▶ To do: What follows is a set of entries. Give them again exactly, without the pictures.

▶ Supplied material:

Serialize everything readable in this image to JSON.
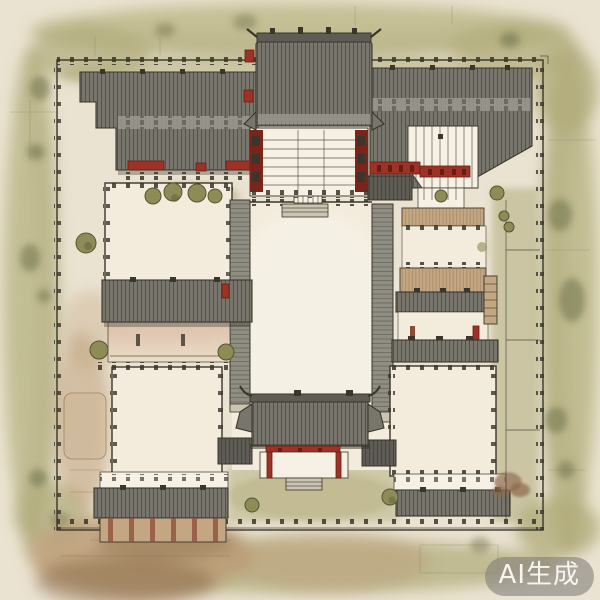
{
  "watermark": {
    "label": "AI生成"
  },
  "palette": {
    "paper": "#ebe3d2",
    "paper_light": "#f6f1e4",
    "courtyard": "#f3ecdd",
    "ink": "#3a362c",
    "roof": "#77756c",
    "roof_dark": "#5e5c54",
    "roof_line": "#2f2d27",
    "gallery": "#908e83",
    "veg": "#b1ad7c",
    "veg_pale": "#c9c59b",
    "veg_deep": "#666741",
    "tan": "#c3a783",
    "earth": "#bb9b75",
    "earth_deep": "#8a6a49",
    "red": "#9d3226",
    "red_dark": "#671d14",
    "pink": "#d9bca7",
    "pink_light": "#ecdcc6",
    "tree": "#8d8c57",
    "tree_dark": "#55552f",
    "step": "#cbc4b2",
    "eave_light": "#9b9990",
    "watermark_bg": "rgba(128,127,122,0.60)",
    "watermark_text": "#f7f5f0"
  }
}
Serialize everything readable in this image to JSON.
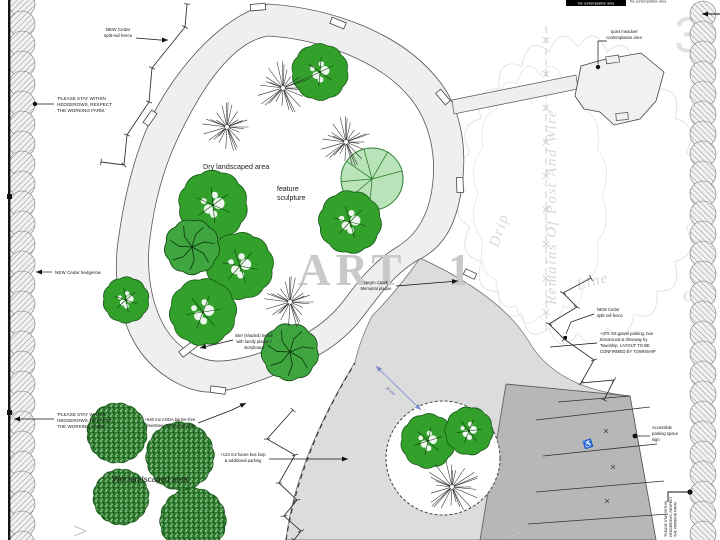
{
  "annotations": {
    "cedar_fence": {
      "lines": [
        "NEW Cedar",
        "split-rail fence"
      ]
    },
    "stay_within": {
      "lines": [
        "'PLEASE STAY WITHIN",
        "HEDGEROWS, RESPECT",
        "THE WORKING FARM.'"
      ]
    },
    "cedar_hedgerow": {
      "text": "NEW Cedar hedgerow"
    },
    "dry_area": {
      "text": "Dry landscaped area"
    },
    "feature_sculpture": {
      "lines": [
        "feature",
        "sculpture"
      ]
    },
    "memorial_plaque": {
      "lines": [
        "Negro Creek",
        "Memorial plaque"
      ]
    },
    "shaded_bench": {
      "lines": [
        "inter (shaded) bench",
        "with family plaque /",
        "storyboard"
      ]
    },
    "quiet_meadow": {
      "lines": [
        "'quiet meadow'",
        "contemplation area"
      ]
    },
    "top_partial": {
      "text": "the contemplation area"
    },
    "gravel_parking": {
      "lines": [
        "+479 m2 gravel parking, bus",
        "turnaround & driveway by",
        "Township. LAYOUT TO BE",
        "CONFIRMED BY TOWNSHIP"
      ]
    },
    "aoda_path": {
      "lines": [
        "+640 m2 AODA barrier-free",
        "limestone screenings path"
      ]
    },
    "bus_loop": {
      "lines": [
        "+134 m2 future bus loop",
        "& additional parking"
      ]
    },
    "accessible_sign": {
      "lines": [
        "Accessible",
        "parking space",
        "sign"
      ]
    },
    "wet_area": {
      "text": "Wet landscaped area"
    },
    "dimension": {
      "text": "Ø 10m"
    }
  },
  "ghost_text": {
    "remains": "Remains Of Post And Wire",
    "drip": "Drip",
    "line": "Line",
    "of": "Of",
    "sheet_number": "3",
    "watermark": "ART 1"
  },
  "symbols": {
    "accessible": "♿"
  },
  "colors": {
    "canopy_green": "#33a02c",
    "feature_green": "#b9e4b9",
    "wet_green": "#2e7d2e",
    "plaza_gray": "#dcdcdc",
    "parking_gray": "#b7b7b7",
    "ghost_gray": "#d8d8d8"
  }
}
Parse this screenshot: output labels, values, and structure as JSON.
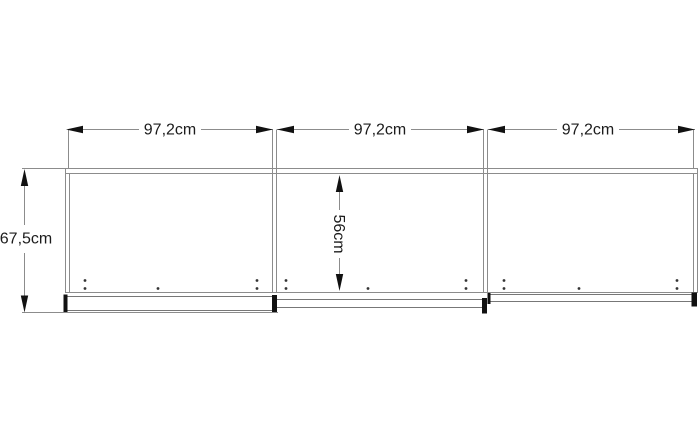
{
  "diagram": {
    "type": "furniture-dimension-drawing",
    "subject": "three-door sliding wardrobe front elevation",
    "section_width_labels": [
      "97,2cm",
      "97,2cm",
      "97,2cm"
    ],
    "total_height_label": "67,5cm",
    "interior_height_label": "56cm",
    "units": "cm",
    "values": {
      "section_widths_cm": [
        97.2,
        97.2,
        97.2
      ],
      "total_height_cm": 67.5,
      "interior_height_cm": 56
    },
    "colors": {
      "background": "#ffffff",
      "body_line": "#8c8c8c",
      "rail_line": "#777777",
      "arrow_and_cap": "#111111",
      "text": "#1c1c1c",
      "hole_dot": "#333333"
    }
  }
}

▶ Answer to this task:
Serialize everything readable in this image to JSON.
{
  "watermark": {
    "label": "AI生成"
  },
  "palette": {
    "paper": "#ebe3d2",
    "paper_light": "#f6f1e4",
    "courtyard": "#f3ecdd",
    "ink": "#3a362c",
    "roof": "#77756c",
    "roof_dark": "#5e5c54",
    "roof_line": "#2f2d27",
    "gallery": "#908e83",
    "veg": "#b1ad7c",
    "veg_pale": "#c9c59b",
    "veg_deep": "#666741",
    "tan": "#c3a783",
    "earth": "#bb9b75",
    "earth_deep": "#8a6a49",
    "red": "#9d3226",
    "red_dark": "#671d14",
    "pink": "#d9bca7",
    "pink_light": "#ecdcc6",
    "tree": "#8d8c57",
    "tree_dark": "#55552f",
    "step": "#cbc4b2",
    "eave_light": "#9b9990",
    "watermark_bg": "rgba(128,127,122,0.60)",
    "watermark_text": "#f7f5f0"
  }
}
Serialize everything readable in this image to JSON.
{
  "annotations": {
    "cedar_fence": {
      "lines": [
        "NEW Cedar",
        "split-rail fence"
      ]
    },
    "stay_within": {
      "lines": [
        "'PLEASE STAY WITHIN",
        "HEDGEROWS, RESPECT",
        "THE WORKING FARM.'"
      ]
    },
    "cedar_hedgerow": {
      "text": "NEW Cedar hedgerow"
    },
    "dry_area": {
      "text": "Dry landscaped area"
    },
    "feature_sculpture": {
      "lines": [
        "feature",
        "sculpture"
      ]
    },
    "memorial_plaque": {
      "lines": [
        "Negro Creek",
        "Memorial plaque"
      ]
    },
    "shaded_bench": {
      "lines": [
        "inter (shaded) bench",
        "with family plaque /",
        "storyboard"
      ]
    },
    "quiet_meadow": {
      "lines": [
        "'quiet meadow'",
        "contemplation area"
      ]
    },
    "top_partial": {
      "text": "the contemplation area"
    },
    "gravel_parking": {
      "lines": [
        "+479 m2 gravel parking, bus",
        "turnaround & driveway by",
        "Township. LAYOUT TO BE",
        "CONFIRMED BY TOWNSHIP"
      ]
    },
    "aoda_path": {
      "lines": [
        "+640 m2 AODA barrier-free",
        "limestone screenings path"
      ]
    },
    "bus_loop": {
      "lines": [
        "+134 m2 future bus loop",
        "& additional parking"
      ]
    },
    "accessible_sign": {
      "lines": [
        "Accessible",
        "parking space",
        "sign"
      ]
    },
    "wet_area": {
      "text": "Wet landscaped area"
    },
    "dimension": {
      "text": "Ø 10m"
    }
  },
  "ghost_text": {
    "remains": "Remains Of Post And Wire",
    "drip": "Drip",
    "line": "Line",
    "of": "Of",
    "sheet_number": "3",
    "watermark": "ART 1"
  },
  "symbols": {
    "accessible": "♿"
  },
  "colors": {
    "canopy_green": "#33a02c",
    "feature_green": "#b9e4b9",
    "wet_green": "#2e7d2e",
    "plaza_gray": "#dcdcdc",
    "parking_gray": "#b7b7b7",
    "ghost_gray": "#d8d8d8"
  }
}
Parse this screenshot: output labels, values, and structure as JSON.
{
  "diagram": {
    "type": "furniture-dimension-drawing",
    "subject": "three-door sliding wardrobe front elevation",
    "section_width_labels": [
      "97,2cm",
      "97,2cm",
      "97,2cm"
    ],
    "total_height_label": "67,5cm",
    "interior_height_label": "56cm",
    "units": "cm",
    "values": {
      "section_widths_cm": [
        97.2,
        97.2,
        97.2
      ],
      "total_height_cm": 67.5,
      "interior_height_cm": 56
    },
    "colors": {
      "background": "#ffffff",
      "body_line": "#8c8c8c",
      "rail_line": "#777777",
      "arrow_and_cap": "#111111",
      "text": "#1c1c1c",
      "hole_dot": "#333333"
    }
  }
}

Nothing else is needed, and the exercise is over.